--- start Dataset records ---
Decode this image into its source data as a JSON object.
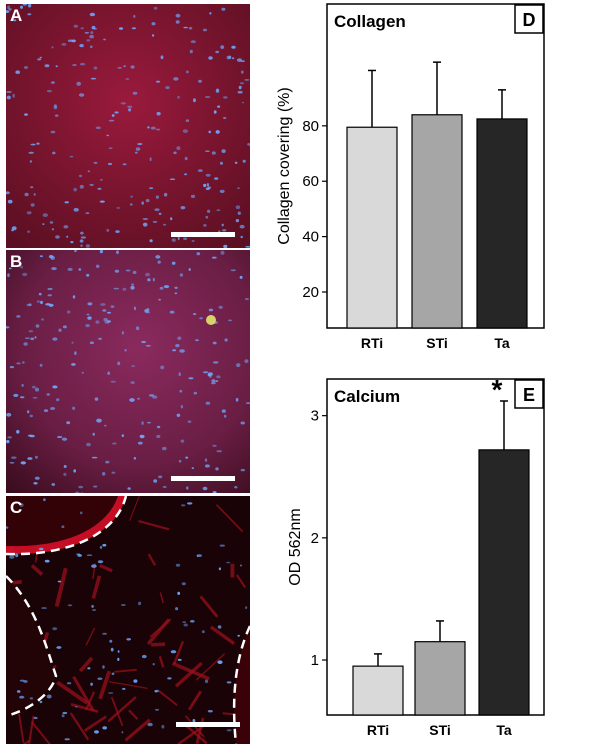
{
  "panels": [
    {
      "id": "A",
      "label": "A"
    },
    {
      "id": "B",
      "label": "B"
    },
    {
      "id": "C",
      "label": "C"
    }
  ],
  "colors": {
    "tissue_red": "#b0152a",
    "nuclei_blue": "#6fa8ff",
    "RTi": "#d9d9d9",
    "STi": "#a6a6a6",
    "Ta": "#262626"
  },
  "chart_data": [
    {
      "type": "bar",
      "panel_label": "D",
      "title": "Collagen",
      "ylabel": "Collagen covering (%)",
      "xlabel": "",
      "categories": [
        "RTi",
        "STi",
        "Ta"
      ],
      "values": [
        79.5,
        84,
        82.5
      ],
      "errors": [
        20.5,
        19,
        10.5
      ],
      "ylim": [
        7,
        124
      ],
      "yticks": [
        20,
        40,
        60,
        80
      ],
      "annotations": []
    },
    {
      "type": "bar",
      "panel_label": "E",
      "title": "Calcium",
      "ylabel": "OD 562nm",
      "xlabel": "",
      "categories": [
        "RTi",
        "STi",
        "Ta"
      ],
      "values": [
        0.95,
        1.15,
        2.72
      ],
      "errors": [
        0.1,
        0.17,
        0.4
      ],
      "ylim": [
        0.55,
        3.3
      ],
      "yticks": [
        1,
        2,
        3
      ],
      "annotations": [
        {
          "category": "Ta",
          "text": "*"
        }
      ]
    }
  ]
}
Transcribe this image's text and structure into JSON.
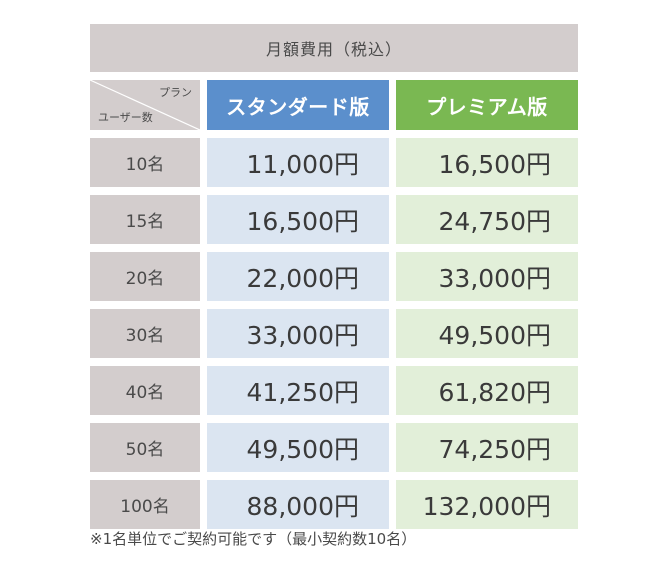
{
  "table": {
    "title": "月額費用（税込）",
    "corner": {
      "plan_label": "プラン",
      "users_label": "ユーザー数"
    },
    "plans": {
      "standard": "スタンダード版",
      "premium": "プレミアム版"
    },
    "rows": [
      {
        "users": "10名",
        "standard": "11,000円",
        "premium": "16,500円"
      },
      {
        "users": "15名",
        "standard": "16,500円",
        "premium": "24,750円"
      },
      {
        "users": "20名",
        "standard": "22,000円",
        "premium": "33,000円"
      },
      {
        "users": "30名",
        "standard": "33,000円",
        "premium": "49,500円"
      },
      {
        "users": "40名",
        "standard": "41,250円",
        "premium": "61,820円"
      },
      {
        "users": "50名",
        "standard": "49,500円",
        "premium": "74,250円"
      },
      {
        "users": "100名",
        "standard": "88,000円",
        "premium": "132,000円"
      }
    ]
  },
  "note": "※1名単位でご契約可能です（最小契約数10名）",
  "colors": {
    "header_gray": "#d3cdcd",
    "standard_blue": "#5b8fcc",
    "standard_light": "#dbe5f1",
    "premium_green": "#7ab852",
    "premium_light": "#e2efd9"
  }
}
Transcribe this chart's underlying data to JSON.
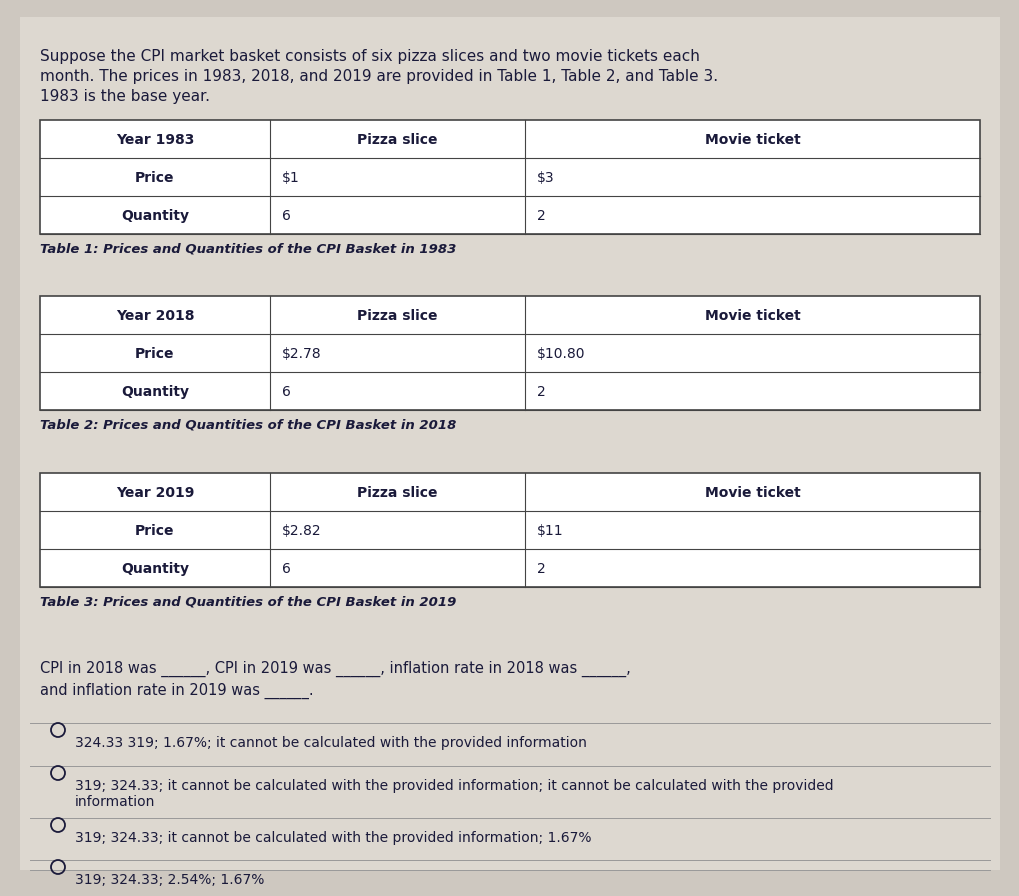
--- end Dataset records ---
**Stated problem**
Your task is to gather every line with the word "Transcribe" and copy it.

**Final result**
Transcribe this image's text and structure into JSON.
Transcribe this chart's underlying data to JSON.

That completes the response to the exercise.